▶ Instructions to follow:
Scan each line of the records for the word "caption" and extract the ones that have it.

▶ Material:
◇ ◇ ◇ ◇

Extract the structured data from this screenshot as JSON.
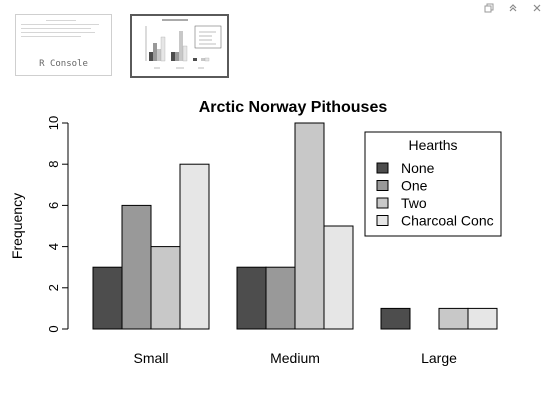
{
  "toolbar": {
    "icons": [
      "copy-icon",
      "chevron-up-icon",
      "close-icon"
    ]
  },
  "thumbnails": {
    "console_label": "R Console"
  },
  "chart_data": {
    "type": "bar",
    "title": "Arctic Norway Pithouses",
    "xlabel": "",
    "ylabel": "Frequency",
    "categories": [
      "Small",
      "Medium",
      "Large"
    ],
    "series": [
      {
        "name": "None",
        "values": [
          3,
          3,
          1
        ],
        "color": "#4d4d4d"
      },
      {
        "name": "One",
        "values": [
          6,
          3,
          0
        ],
        "color": "#999999"
      },
      {
        "name": "Two",
        "values": [
          4,
          10,
          1
        ],
        "color": "#c8c8c8"
      },
      {
        "name": "Charcoal Conc",
        "values": [
          8,
          5,
          1
        ],
        "color": "#e6e6e6"
      }
    ],
    "ylim": [
      0,
      10
    ],
    "yticks": [
      0,
      2,
      4,
      6,
      8,
      10
    ],
    "legend_title": "Hearths",
    "legend_position": "top-right",
    "grid": false
  }
}
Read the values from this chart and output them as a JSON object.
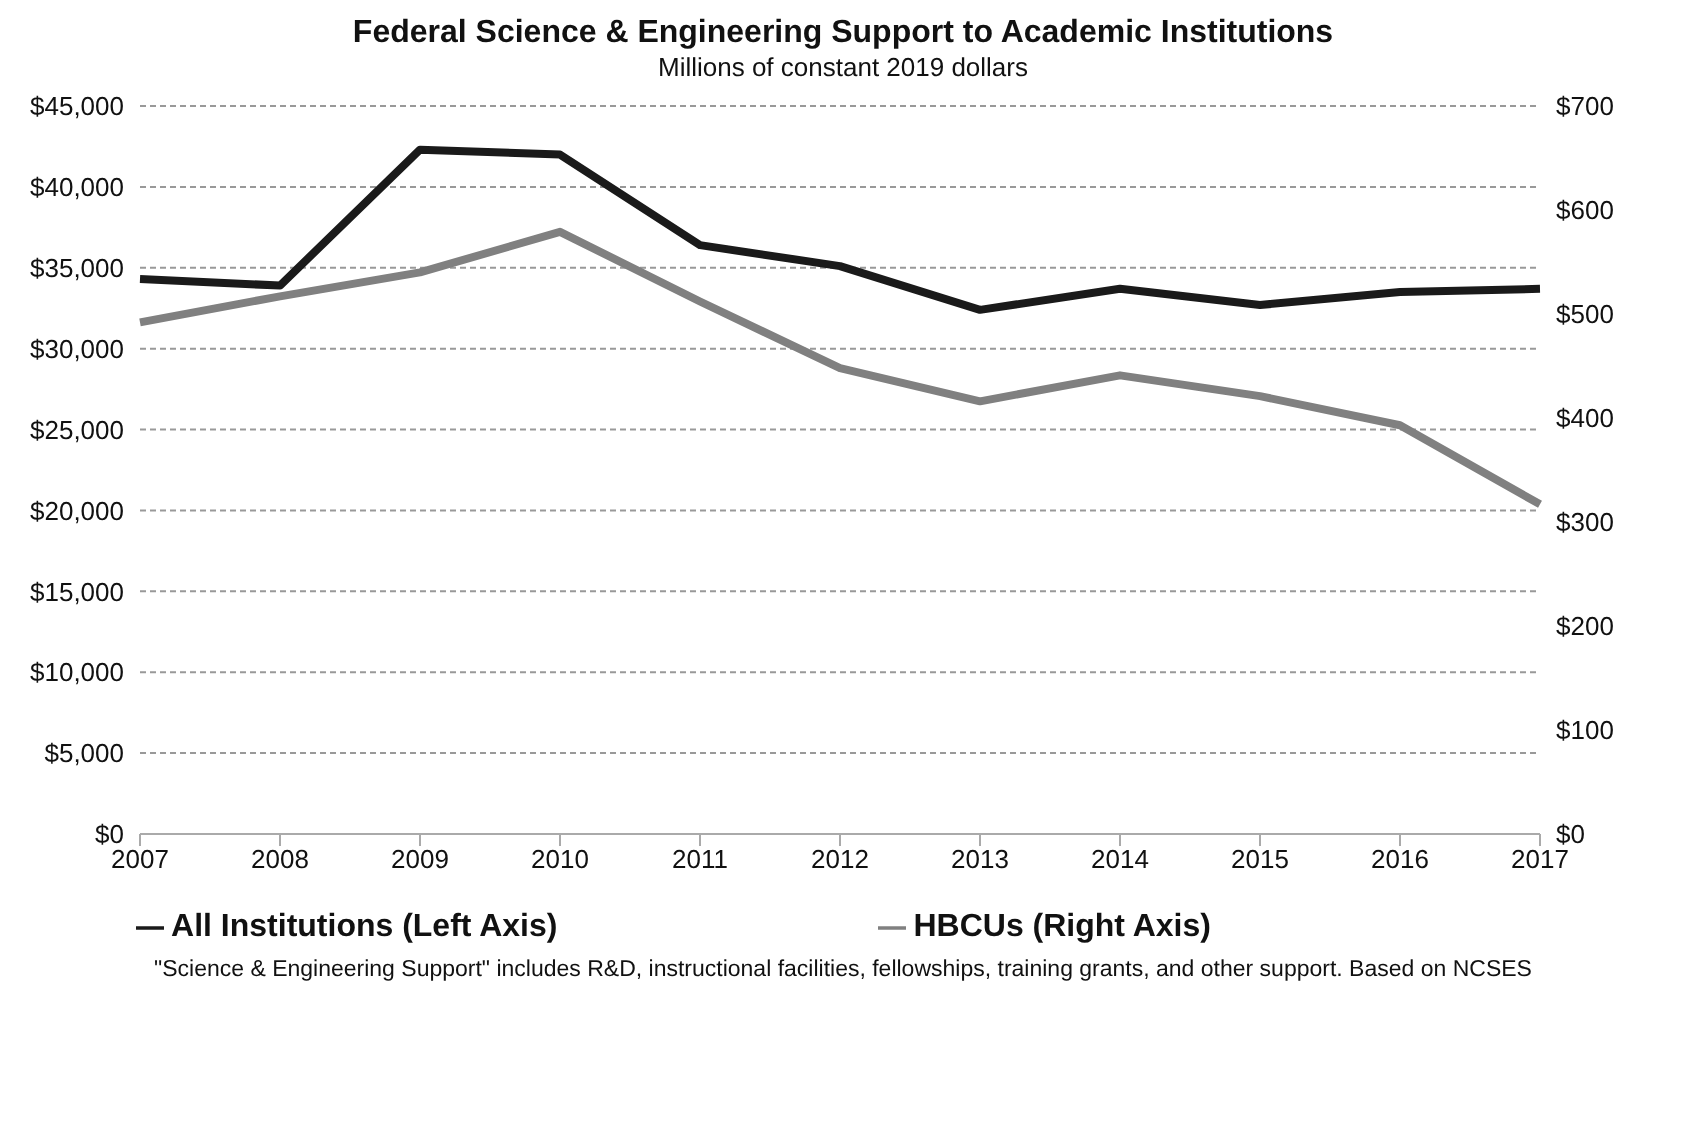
{
  "chart_data": {
    "type": "line",
    "title": "Federal Science & Engineering Support to Academic Institutions",
    "subtitle": "Millions of constant 2019 dollars",
    "categories": [
      "2007",
      "2008",
      "2009",
      "2010",
      "2011",
      "2012",
      "2013",
      "2014",
      "2015",
      "2016",
      "2017"
    ],
    "series": [
      {
        "name": "All Institutions (Left Axis)",
        "color": "#1a1a1a",
        "values": [
          34300,
          33900,
          42300,
          42000,
          36400,
          35100,
          32400,
          33700,
          32700,
          33500,
          33700
        ]
      },
      {
        "name": "HBCUs (Right Axis)",
        "color": "#808080",
        "axis": "y2",
        "values": [
          492,
          517,
          540,
          579,
          512,
          448,
          416,
          441,
          421,
          393,
          317
        ]
      }
    ],
    "ylim": [
      0,
      45000
    ],
    "yticks": [
      {
        "value": 0,
        "label": "$0"
      },
      {
        "value": 5000,
        "label": "$5,000"
      },
      {
        "value": 10000,
        "label": "$10,000"
      },
      {
        "value": 15000,
        "label": "$15,000"
      },
      {
        "value": 20000,
        "label": "$20,000"
      },
      {
        "value": 25000,
        "label": "$25,000"
      },
      {
        "value": 30000,
        "label": "$30,000"
      },
      {
        "value": 35000,
        "label": "$35,000"
      },
      {
        "value": 40000,
        "label": "$40,000"
      },
      {
        "value": 45000,
        "label": "$45,000"
      }
    ],
    "y2lim": [
      0,
      700
    ],
    "y2ticks": [
      {
        "value": 0,
        "label": "$0"
      },
      {
        "value": 100,
        "label": "$100"
      },
      {
        "value": 200,
        "label": "$200"
      },
      {
        "value": 300,
        "label": "$300"
      },
      {
        "value": 400,
        "label": "$400"
      },
      {
        "value": 500,
        "label": "$500"
      },
      {
        "value": 600,
        "label": "$600"
      },
      {
        "value": 700,
        "label": "$700"
      }
    ],
    "grid": "y",
    "legend": "bottom",
    "marker": "none",
    "line_style": "solid",
    "annotations": [
      "\"Science & Engineering Support\" includes R&D, instructional facilities, fellowships, training grants, and other support. Based on NCSES"
    ]
  }
}
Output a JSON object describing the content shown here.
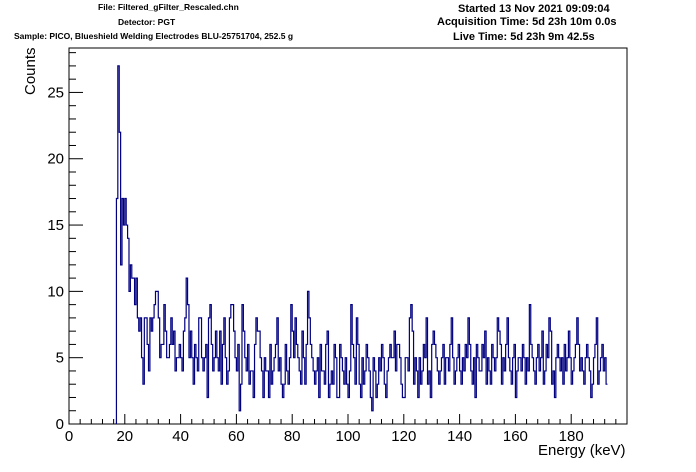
{
  "header": {
    "file": "File: Filtered_gFilter_Rescaled.chn",
    "detector": "Detector: PGT",
    "sample": "Sample: PICO, Blueshield Welding Electrodes BLU-25751704, 252.5 g",
    "started": "Started 13 Nov 2021 09:09:04",
    "acquisition": "Acquisition Time: 5d 23h 10m 0.0s",
    "live": "Live Time: 5d 23h 9m 42.5s"
  },
  "chart_data": {
    "type": "histogram",
    "xlabel": "Energy (keV)",
    "ylabel": "Counts",
    "xlim": [
      0,
      200
    ],
    "ylim": [
      0,
      28.35
    ],
    "xticks": [
      0,
      20,
      40,
      60,
      80,
      100,
      120,
      140,
      160,
      180
    ],
    "yticks": [
      0,
      5,
      10,
      15,
      20,
      25
    ],
    "bin_width": 0.5,
    "line_color": "#000080",
    "start_bin_edge": 17.0,
    "counts": [
      17,
      27,
      22,
      12,
      17,
      15,
      17,
      15,
      14,
      10,
      12,
      11,
      11,
      9,
      11,
      8,
      7,
      8,
      5,
      3,
      8,
      8,
      6,
      4,
      8,
      7,
      8,
      9,
      10,
      10,
      8,
      5,
      6,
      6,
      9,
      7,
      5,
      5,
      6,
      8,
      6,
      7,
      4,
      5,
      5,
      6,
      5,
      4,
      7,
      8,
      11,
      9,
      5,
      7,
      5,
      3,
      6,
      5,
      4,
      8,
      8,
      5,
      4,
      5,
      6,
      2,
      8,
      9,
      6,
      4,
      5,
      7,
      5,
      4,
      7,
      3,
      6,
      8,
      5,
      3,
      4,
      8,
      9,
      9,
      7,
      5,
      4,
      6,
      1,
      3,
      9,
      7,
      5,
      4,
      6,
      3,
      4,
      4,
      2,
      6,
      8,
      7,
      7,
      5,
      4,
      2,
      5,
      4,
      4,
      2,
      6,
      3,
      4,
      5,
      6,
      8,
      4,
      5,
      3,
      2,
      3,
      6,
      4,
      3,
      5,
      9,
      7,
      5,
      8,
      6,
      5,
      4,
      3,
      7,
      5,
      3,
      6,
      10,
      8,
      6,
      5,
      4,
      3,
      4,
      5,
      2,
      6,
      4,
      4,
      3,
      6,
      7,
      2,
      3,
      4,
      3,
      6,
      5,
      2,
      2,
      6,
      5,
      4,
      3,
      5,
      3,
      2,
      4,
      9,
      6,
      5,
      3,
      8,
      6,
      3,
      2,
      5,
      3,
      4,
      6,
      5,
      4,
      2,
      1,
      5,
      4,
      2,
      3,
      5,
      4,
      6,
      5,
      3,
      2,
      4,
      5,
      6,
      5,
      5,
      7,
      4,
      6,
      6,
      5,
      3,
      2,
      2,
      5,
      5,
      4,
      8,
      9,
      7,
      3,
      5,
      4,
      2,
      5,
      3,
      4,
      6,
      5,
      8,
      3,
      4,
      2,
      6,
      7,
      6,
      5,
      4,
      3,
      4,
      5,
      6,
      3,
      5,
      5,
      4,
      6,
      8,
      5,
      3,
      4,
      5,
      6,
      4,
      3,
      5,
      4,
      6,
      5,
      8,
      6,
      4,
      3,
      5,
      2,
      6,
      5,
      4,
      4,
      6,
      5,
      7,
      3,
      5,
      4,
      3,
      6,
      5,
      4,
      5,
      8,
      7,
      6,
      3,
      5,
      4,
      6,
      8,
      5,
      4,
      3,
      5,
      6,
      2,
      4,
      5,
      5,
      4,
      6,
      5,
      3,
      5,
      4,
      9,
      6,
      5,
      4,
      3,
      5,
      6,
      4,
      5,
      7,
      3,
      4,
      6,
      5,
      8,
      7,
      3,
      4,
      2,
      5,
      6,
      5,
      4,
      5,
      3,
      6,
      4,
      5,
      7,
      5,
      3,
      4,
      5,
      6,
      8,
      6,
      4,
      5,
      4,
      3,
      5,
      6,
      5,
      4,
      2,
      3,
      5,
      6,
      8,
      3,
      4,
      5,
      6,
      4,
      5,
      3
    ]
  }
}
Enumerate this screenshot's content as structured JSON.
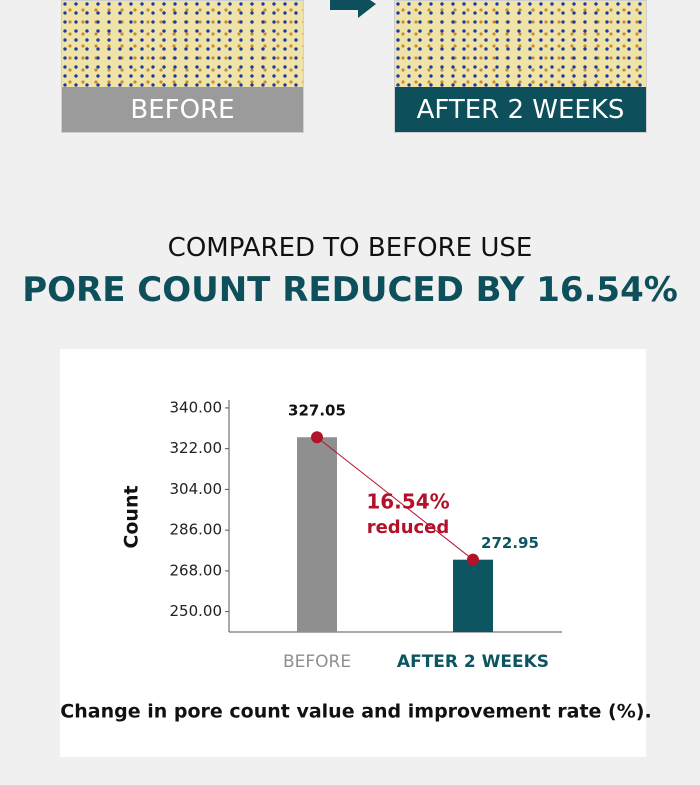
{
  "panels": [
    {
      "label": "BEFORE"
    },
    {
      "label": "AFTER 2 WEEKS"
    }
  ],
  "heading": {
    "line1": "COMPARED TO BEFORE USE",
    "line2": "PORE COUNT REDUCED BY 16.54%"
  },
  "chart_data": {
    "type": "bar",
    "y_label": "Count",
    "caption": "Change in pore count value and improvement rate (%).",
    "categories": [
      "BEFORE",
      "AFTER 2 WEEKS"
    ],
    "values": [
      327.05,
      272.95
    ],
    "colors": [
      "#8f8f8f",
      "#0d5560"
    ],
    "category_colors": [
      "#8f8f8f",
      "#0d5560"
    ],
    "point_color": "#b3132a",
    "annotation": [
      "16.54%",
      "reduced"
    ],
    "ylim": [
      241,
      343.5
    ],
    "yticks": [
      {
        "value": 250,
        "label": "250.00"
      },
      {
        "value": 268,
        "label": "268.00"
      },
      {
        "value": 286,
        "label": "286.00"
      },
      {
        "value": 304,
        "label": "304.00"
      },
      {
        "value": 322,
        "label": "322.00"
      },
      {
        "value": 340,
        "label": "340.00"
      }
    ]
  }
}
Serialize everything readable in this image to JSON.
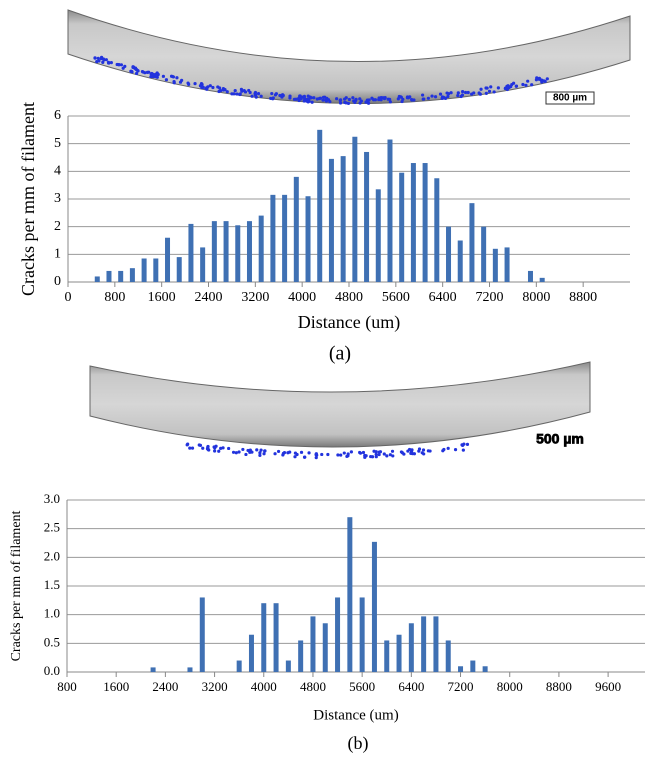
{
  "figures": [
    {
      "scale_bar": "800 µm",
      "caption": "(a)"
    },
    {
      "scale_bar": "500 µm",
      "caption": "(b)"
    }
  ],
  "chart_data": [
    {
      "type": "bar",
      "x_label": "Distance (um)",
      "y_label": "Cracks per mm of filament",
      "color": "#3f70b3",
      "grid": true,
      "x": [
        500,
        700,
        900,
        1100,
        1300,
        1500,
        1700,
        1900,
        2100,
        2300,
        2500,
        2700,
        2900,
        3100,
        3300,
        3500,
        3700,
        3900,
        4100,
        4300,
        4500,
        4700,
        4900,
        5100,
        5300,
        5500,
        5700,
        5900,
        6100,
        6300,
        6500,
        6700,
        6900,
        7100,
        7300,
        7500,
        7900,
        8100
      ],
      "values": [
        0.2,
        0.4,
        0.4,
        0.5,
        0.85,
        0.85,
        1.6,
        0.9,
        2.1,
        1.25,
        2.2,
        2.2,
        2.05,
        2.2,
        2.4,
        3.15,
        3.15,
        3.8,
        3.1,
        5.5,
        4.45,
        4.55,
        5.25,
        4.7,
        3.35,
        5.15,
        3.95,
        4.3,
        4.3,
        3.75,
        2.0,
        1.5,
        2.85,
        2.0,
        1.2,
        1.25,
        0.4,
        0.15
      ],
      "xlim": [
        0,
        9600
      ],
      "xticks": [
        0,
        800,
        1600,
        2400,
        3200,
        4000,
        4800,
        5600,
        6400,
        7200,
        8000,
        8800
      ],
      "ylim": [
        0,
        6
      ],
      "yticks": [
        0,
        1,
        2,
        3,
        4,
        5,
        6
      ]
    },
    {
      "type": "bar",
      "x_label": "Distance (um)",
      "y_label": "Cracks per mm of filament",
      "color": "#3f70b3",
      "grid": true,
      "x": [
        2200,
        2800,
        3000,
        3600,
        3800,
        4000,
        4200,
        4400,
        4600,
        4800,
        5000,
        5200,
        5400,
        5600,
        5800,
        6000,
        6200,
        6400,
        6600,
        6800,
        7000,
        7200,
        7400,
        7600
      ],
      "values": [
        0.08,
        0.08,
        1.3,
        0.2,
        0.65,
        1.2,
        1.2,
        0.2,
        0.55,
        0.97,
        0.85,
        1.3,
        2.7,
        1.3,
        2.27,
        0.55,
        0.65,
        0.85,
        0.97,
        0.97,
        0.55,
        0.1,
        0.2,
        0.1
      ],
      "xlim": [
        800,
        10200
      ],
      "xticks": [
        800,
        1600,
        2400,
        3200,
        4000,
        4800,
        5600,
        6400,
        7200,
        8000,
        8800,
        9600
      ],
      "ylim": [
        0,
        3
      ],
      "yticks": [
        {
          "value": 0,
          "label": "0.0"
        },
        {
          "value": 0.5,
          "label": "0.5"
        },
        {
          "value": 1,
          "label": "1.0"
        },
        {
          "value": 1.5,
          "label": "1.5"
        },
        {
          "value": 2,
          "label": "2.0"
        },
        {
          "value": 2.5,
          "label": "2.5"
        },
        {
          "value": 3,
          "label": "3.0"
        }
      ]
    }
  ]
}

◇ ◇ ◇ ◇

▶ Answer to the task:
    "caption": "Change in pore count value and improvement rate (%).",
      "caption": "(a)"
      "caption": "(b)"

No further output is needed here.